◆ THE PROBLEM
Without the images, write out the whole listing exactly.

>> START STORED RECORDS

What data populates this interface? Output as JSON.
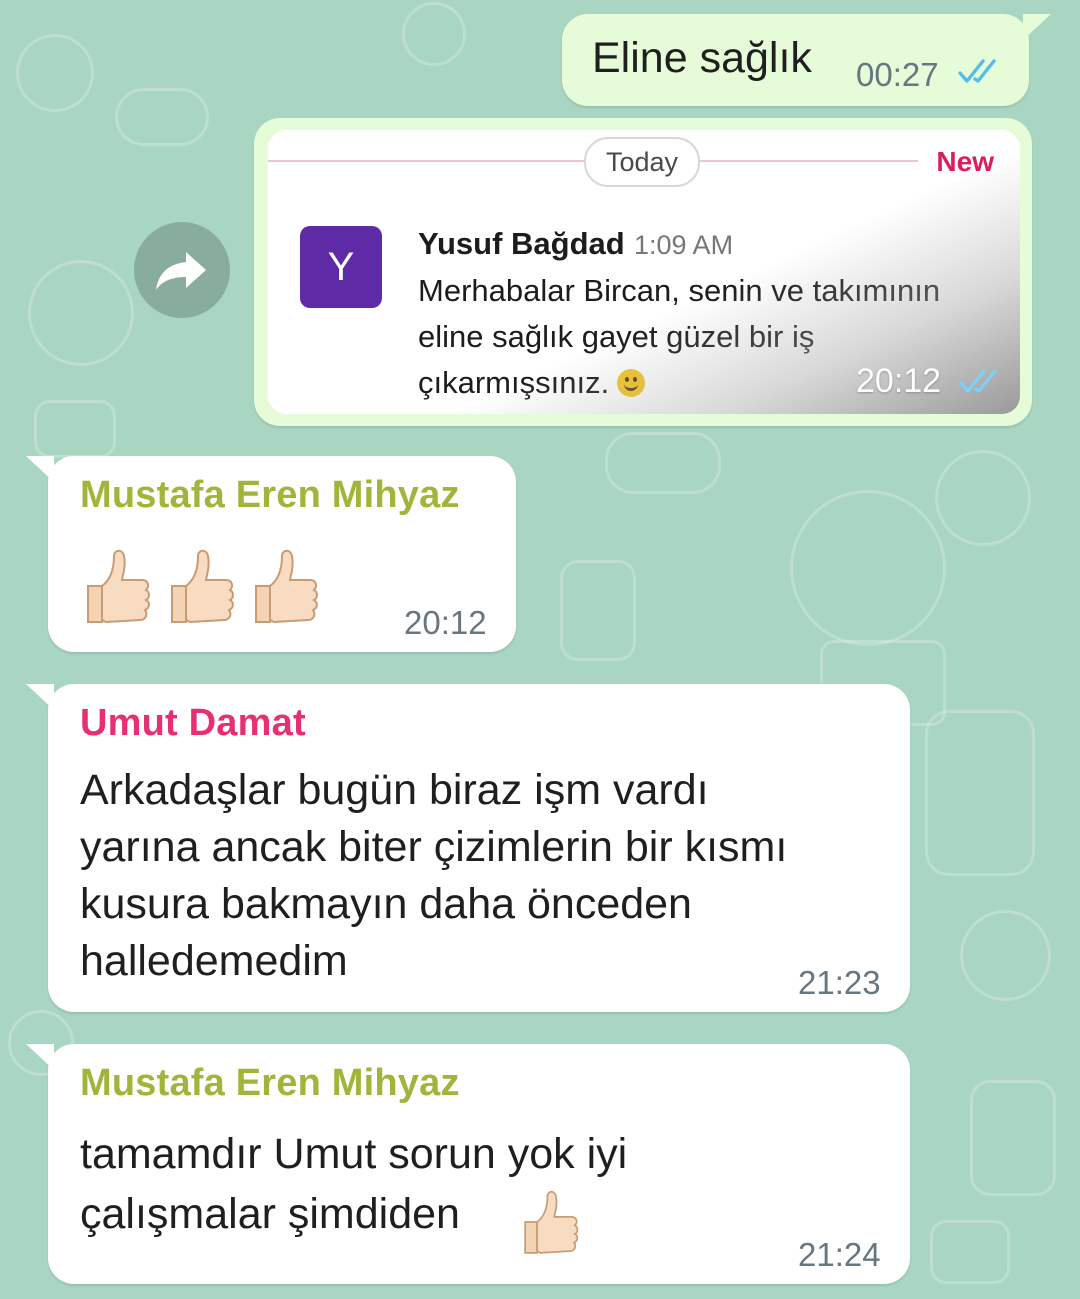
{
  "colors": {
    "wallpaper": "#a9d6c2",
    "outgoing_bubble": "#e6fbd7",
    "incoming_bubble": "#ffffff",
    "read_ticks": "#53bdeb",
    "sender_mustafa": "#9fb63b",
    "sender_umut": "#e82f74",
    "timestamp": "#667781",
    "slack_new": "#d91e5b",
    "slack_avatar": "#5f2aa6"
  },
  "messages": [
    {
      "direction": "outgoing",
      "text": "Eline sağlık",
      "time": "00:27",
      "status_icon": "double-check-read-icon"
    },
    {
      "direction": "outgoing",
      "type": "image",
      "time": "20:12",
      "status_icon": "double-check-read-icon",
      "forward_icon": "forward-arrow-icon",
      "screenshot": {
        "divider_label": "Today",
        "new_label": "New",
        "avatar_letter": "Y",
        "author": "Yusuf Bağdad",
        "author_time": "1:09 AM",
        "text": "Merhabalar Bircan, senin ve takımının\neline sağlık gayet güzel bir iş\nçıkarmışsınız.",
        "emoji": "slightly-smiling-face-icon"
      }
    },
    {
      "direction": "incoming",
      "sender": "Mustafa Eren Mihyaz",
      "content_icons": [
        "thumbs-up-icon",
        "thumbs-up-icon",
        "thumbs-up-icon"
      ],
      "time": "20:12"
    },
    {
      "direction": "incoming",
      "sender": "Umut Damat",
      "text": "Arkadaşlar bugün biraz işm vardı\nyarına ancak biter çizimlerin bir kısmı\nkusura bakmayın daha önceden\nhalledemedim",
      "time": "21:23"
    },
    {
      "direction": "incoming",
      "sender": "Mustafa Eren Mihyaz",
      "text": "tamamdır Umut sorun yok iyi\nçalışmalar şimdiden",
      "trailing_icon": "thumbs-up-icon",
      "time": "21:24"
    }
  ]
}
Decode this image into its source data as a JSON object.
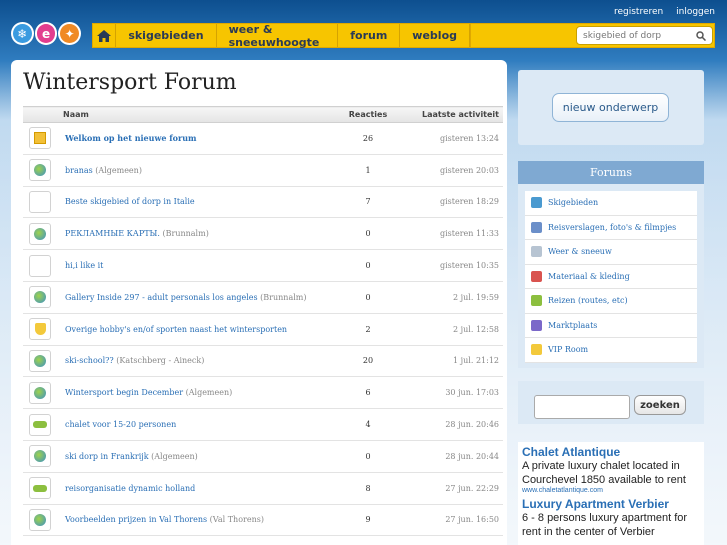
{
  "top_links": {
    "register": "registreren",
    "login": "inloggen"
  },
  "nav": {
    "items": [
      "skigebieden",
      "weer & sneeuwhoogte",
      "forum",
      "weblog"
    ],
    "search_placeholder": "skigebied of dorp"
  },
  "page": {
    "title": "Wintersport Forum"
  },
  "table": {
    "headers": {
      "name": "Naam",
      "replies": "Reacties",
      "activity": "Laatste activiteit"
    },
    "rows": [
      {
        "icon": "sticky",
        "title": "Welkom op het nieuwe forum",
        "category": "",
        "replies": "26",
        "activity": "gisteren 13:24",
        "bold": true
      },
      {
        "icon": "globe",
        "title": "branas",
        "category": "(Algemeen)",
        "replies": "1",
        "activity": "gisteren 20:03"
      },
      {
        "icon": "none",
        "title": "Beste skigebied of dorp in Italie",
        "category": "",
        "replies": "7",
        "activity": "gisteren 18:29"
      },
      {
        "icon": "globe",
        "title": "РЕКЛАМНЫЕ КАРТЫ.",
        "category": "(Brunnalm)",
        "replies": "0",
        "activity": "gisteren 11:33"
      },
      {
        "icon": "none",
        "title": "hi,i like it",
        "category": "",
        "replies": "0",
        "activity": "gisteren 10:35"
      },
      {
        "icon": "globe",
        "title": "Gallery Inside 297 - adult personals los angeles",
        "category": "(Brunnalm)",
        "replies": "0",
        "activity": "2 jul. 19:59"
      },
      {
        "icon": "shield",
        "title": "Overige hobby's en/of sporten naast het wintersporten",
        "category": "",
        "replies": "2",
        "activity": "2 jul. 12:58"
      },
      {
        "icon": "globe",
        "title": "ski-school??",
        "category": "(Katschberg - Aineck)",
        "replies": "20",
        "activity": "1 jul. 21:12"
      },
      {
        "icon": "globe",
        "title": "Wintersport begin December",
        "category": "(Algemeen)",
        "replies": "6",
        "activity": "30 jun. 17:03"
      },
      {
        "icon": "car",
        "title": "chalet voor 15-20 personen",
        "category": "",
        "replies": "4",
        "activity": "28 jun. 20:46"
      },
      {
        "icon": "globe",
        "title": "ski dorp in Frankrijk",
        "category": "(Algemeen)",
        "replies": "0",
        "activity": "28 jun. 20:44"
      },
      {
        "icon": "car",
        "title": "reisorganisatie dynamic holland",
        "category": "",
        "replies": "8",
        "activity": "27 jun. 22:29"
      },
      {
        "icon": "globe",
        "title": "Voorbeelden prijzen in Val Thorens",
        "category": "(Val Thorens)",
        "replies": "9",
        "activity": "27 jun. 16:50"
      }
    ]
  },
  "sidebar": {
    "new_topic": "nieuw onderwerp",
    "forums_title": "Forums",
    "forums": [
      {
        "label": "Skigebieden",
        "icon": "globe-icon",
        "color": "#4a9ad0"
      },
      {
        "label": "Reisverslagen, foto's & filmpjes",
        "icon": "photo-icon",
        "color": "#6b8fc9"
      },
      {
        "label": "Weer & sneeuw",
        "icon": "cloud-icon",
        "color": "#b7c4d2"
      },
      {
        "label": "Materiaal & kleding",
        "icon": "ski-icon",
        "color": "#d9534f"
      },
      {
        "label": "Reizen (routes, etc)",
        "icon": "car-icon",
        "color": "#8cbf3f"
      },
      {
        "label": "Marktplaats",
        "icon": "market-icon",
        "color": "#7b68c9"
      },
      {
        "label": "VIP Room",
        "icon": "shield-icon",
        "color": "#f3c93b"
      }
    ],
    "search_button": "zoeken"
  },
  "ads": [
    {
      "title": "Chalet Atlantique",
      "body": "A private luxury chalet located in Courchevel 1850 available to rent",
      "url": "www.chaletatlantique.com"
    },
    {
      "title": "Luxury Apartment Verbier",
      "body": "6 - 8 persons luxury apartment for rent in the center of Verbier",
      "url": ""
    }
  ]
}
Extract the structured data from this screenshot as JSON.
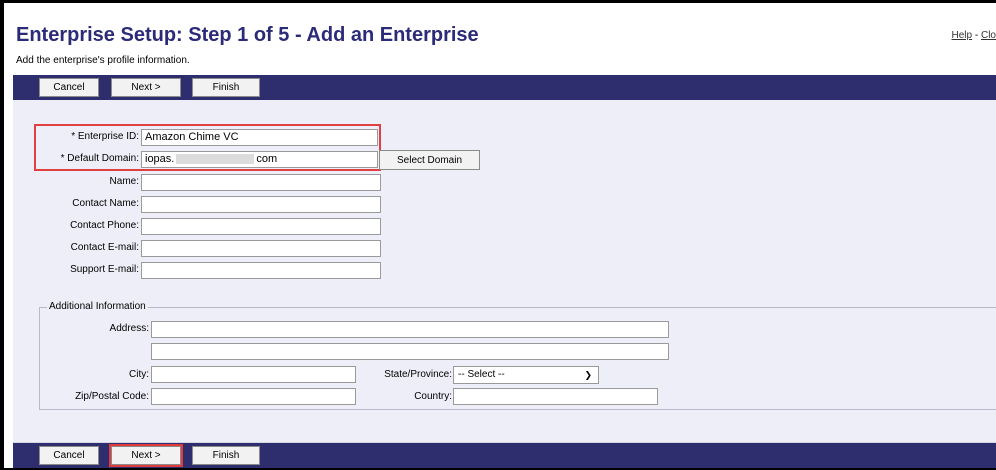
{
  "header": {
    "title": "Enterprise Setup: Step 1 of 5 - Add an Enterprise",
    "subtitle": "Add the enterprise's profile information.",
    "help_link": "Help",
    "separator": " - ",
    "close_link": "Clo"
  },
  "toolbar": {
    "cancel": "Cancel",
    "next": "Next >",
    "finish": "Finish"
  },
  "form": {
    "enterprise_id": {
      "label": "* Enterprise ID:",
      "value": "Amazon Chime VC"
    },
    "default_domain": {
      "label": "* Default Domain:",
      "value_prefix": "iopas.",
      "value_suffix": "com"
    },
    "select_domain_button": "Select Domain",
    "name": {
      "label": "Name:",
      "value": ""
    },
    "contact_name": {
      "label": "Contact Name:",
      "value": ""
    },
    "contact_phone": {
      "label": "Contact Phone:",
      "value": ""
    },
    "contact_email": {
      "label": "Contact E-mail:",
      "value": ""
    },
    "support_email": {
      "label": "Support E-mail:",
      "value": ""
    }
  },
  "additional": {
    "legend": "Additional Information",
    "address": {
      "label": "Address:",
      "line1": "",
      "line2": ""
    },
    "city": {
      "label": "City:",
      "value": ""
    },
    "state": {
      "label": "State/Province:",
      "selected": "-- Select --"
    },
    "zip": {
      "label": "Zip/Postal Code:",
      "value": ""
    },
    "country": {
      "label": "Country:",
      "value": ""
    }
  },
  "colors": {
    "toolbar_bg": "#2e2e6e",
    "title": "#2b2b7a",
    "panel_bg": "#eeeef8",
    "highlight": "#e04040"
  }
}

>> END STORED RECORDS

◆ RESULT FOR THIS TASK
What data populates this interface? Output as JSON.
{
  "colors": {
    "wallpaper": "#a9d6c2",
    "outgoing_bubble": "#e6fbd7",
    "incoming_bubble": "#ffffff",
    "read_ticks": "#53bdeb",
    "sender_mustafa": "#9fb63b",
    "sender_umut": "#e82f74",
    "timestamp": "#667781",
    "slack_new": "#d91e5b",
    "slack_avatar": "#5f2aa6"
  },
  "messages": [
    {
      "direction": "outgoing",
      "text": "Eline sağlık",
      "time": "00:27",
      "status_icon": "double-check-read-icon"
    },
    {
      "direction": "outgoing",
      "type": "image",
      "time": "20:12",
      "status_icon": "double-check-read-icon",
      "forward_icon": "forward-arrow-icon",
      "screenshot": {
        "divider_label": "Today",
        "new_label": "New",
        "avatar_letter": "Y",
        "author": "Yusuf Bağdad",
        "author_time": "1:09 AM",
        "text": "Merhabalar Bircan, senin ve takımının\neline sağlık gayet güzel bir iş\nçıkarmışsınız.",
        "emoji": "slightly-smiling-face-icon"
      }
    },
    {
      "direction": "incoming",
      "sender": "Mustafa Eren Mihyaz",
      "content_icons": [
        "thumbs-up-icon",
        "thumbs-up-icon",
        "thumbs-up-icon"
      ],
      "time": "20:12"
    },
    {
      "direction": "incoming",
      "sender": "Umut Damat",
      "text": "Arkadaşlar bugün biraz işm vardı\nyarına ancak biter çizimlerin bir kısmı\nkusura bakmayın daha önceden\nhalledemedim",
      "time": "21:23"
    },
    {
      "direction": "incoming",
      "sender": "Mustafa Eren Mihyaz",
      "text": "tamamdır Umut sorun yok iyi\nçalışmalar şimdiden",
      "trailing_icon": "thumbs-up-icon",
      "time": "21:24"
    }
  ]
}
Decode this image into its source data as a JSON object.
{
  "top_links": {
    "register": "registreren",
    "login": "inloggen"
  },
  "nav": {
    "items": [
      "skigebieden",
      "weer & sneeuwhoogte",
      "forum",
      "weblog"
    ],
    "search_placeholder": "skigebied of dorp"
  },
  "page": {
    "title": "Wintersport Forum"
  },
  "table": {
    "headers": {
      "name": "Naam",
      "replies": "Reacties",
      "activity": "Laatste activiteit"
    },
    "rows": [
      {
        "icon": "sticky",
        "title": "Welkom op het nieuwe forum",
        "category": "",
        "replies": "26",
        "activity": "gisteren 13:24",
        "bold": true
      },
      {
        "icon": "globe",
        "title": "branas",
        "category": "(Algemeen)",
        "replies": "1",
        "activity": "gisteren 20:03"
      },
      {
        "icon": "none",
        "title": "Beste skigebied of dorp in Italie",
        "category": "",
        "replies": "7",
        "activity": "gisteren 18:29"
      },
      {
        "icon": "globe",
        "title": "РЕКЛАМНЫЕ КАРТЫ.",
        "category": "(Brunnalm)",
        "replies": "0",
        "activity": "gisteren 11:33"
      },
      {
        "icon": "none",
        "title": "hi,i like it",
        "category": "",
        "replies": "0",
        "activity": "gisteren 10:35"
      },
      {
        "icon": "globe",
        "title": "Gallery Inside 297 - adult personals los angeles",
        "category": "(Brunnalm)",
        "replies": "0",
        "activity": "2 jul. 19:59"
      },
      {
        "icon": "shield",
        "title": "Overige hobby's en/of sporten naast het wintersporten",
        "category": "",
        "replies": "2",
        "activity": "2 jul. 12:58"
      },
      {
        "icon": "globe",
        "title": "ski-school??",
        "category": "(Katschberg - Aineck)",
        "replies": "20",
        "activity": "1 jul. 21:12"
      },
      {
        "icon": "globe",
        "title": "Wintersport begin December",
        "category": "(Algemeen)",
        "replies": "6",
        "activity": "30 jun. 17:03"
      },
      {
        "icon": "car",
        "title": "chalet voor 15-20 personen",
        "category": "",
        "replies": "4",
        "activity": "28 jun. 20:46"
      },
      {
        "icon": "globe",
        "title": "ski dorp in Frankrijk",
        "category": "(Algemeen)",
        "replies": "0",
        "activity": "28 jun. 20:44"
      },
      {
        "icon": "car",
        "title": "reisorganisatie dynamic holland",
        "category": "",
        "replies": "8",
        "activity": "27 jun. 22:29"
      },
      {
        "icon": "globe",
        "title": "Voorbeelden prijzen in Val Thorens",
        "category": "(Val Thorens)",
        "replies": "9",
        "activity": "27 jun. 16:50"
      }
    ]
  },
  "sidebar": {
    "new_topic": "nieuw onderwerp",
    "forums_title": "Forums",
    "forums": [
      {
        "label": "Skigebieden",
        "icon": "globe-icon",
        "color": "#4a9ad0"
      },
      {
        "label": "Reisverslagen, foto's & filmpjes",
        "icon": "photo-icon",
        "color": "#6b8fc9"
      },
      {
        "label": "Weer & sneeuw",
        "icon": "cloud-icon",
        "color": "#b7c4d2"
      },
      {
        "label": "Materiaal & kleding",
        "icon": "ski-icon",
        "color": "#d9534f"
      },
      {
        "label": "Reizen (routes, etc)",
        "icon": "car-icon",
        "color": "#8cbf3f"
      },
      {
        "label": "Marktplaats",
        "icon": "market-icon",
        "color": "#7b68c9"
      },
      {
        "label": "VIP Room",
        "icon": "shield-icon",
        "color": "#f3c93b"
      }
    ],
    "search_button": "zoeken"
  },
  "ads": [
    {
      "title": "Chalet Atlantique",
      "body": "A private luxury chalet located in Courchevel 1850 available to rent",
      "url": "www.chaletatlantique.com"
    },
    {
      "title": "Luxury Apartment Verbier",
      "body": "6 - 8 persons luxury apartment for rent in the center of Verbier",
      "url": ""
    }
  ]
}
Extract the structured data from this screenshot as JSON.
{
  "header": {
    "title": "Enterprise Setup: Step 1 of 5 - Add an Enterprise",
    "subtitle": "Add the enterprise's profile information.",
    "help_link": "Help",
    "separator": " - ",
    "close_link": "Clo"
  },
  "toolbar": {
    "cancel": "Cancel",
    "next": "Next >",
    "finish": "Finish"
  },
  "form": {
    "enterprise_id": {
      "label": "* Enterprise ID:",
      "value": "Amazon Chime VC"
    },
    "default_domain": {
      "label": "* Default Domain:",
      "value_prefix": "iopas.",
      "value_suffix": "com"
    },
    "select_domain_button": "Select Domain",
    "name": {
      "label": "Name:",
      "value": ""
    },
    "contact_name": {
      "label": "Contact Name:",
      "value": ""
    },
    "contact_phone": {
      "label": "Contact Phone:",
      "value": ""
    },
    "contact_email": {
      "label": "Contact E-mail:",
      "value": ""
    },
    "support_email": {
      "label": "Support E-mail:",
      "value": ""
    }
  },
  "additional": {
    "legend": "Additional Information",
    "address": {
      "label": "Address:",
      "line1": "",
      "line2": ""
    },
    "city": {
      "label": "City:",
      "value": ""
    },
    "state": {
      "label": "State/Province:",
      "selected": "-- Select --"
    },
    "zip": {
      "label": "Zip/Postal Code:",
      "value": ""
    },
    "country": {
      "label": "Country:",
      "value": ""
    }
  },
  "colors": {
    "toolbar_bg": "#2e2e6e",
    "title": "#2b2b7a",
    "panel_bg": "#eeeef8",
    "highlight": "#e04040"
  }
}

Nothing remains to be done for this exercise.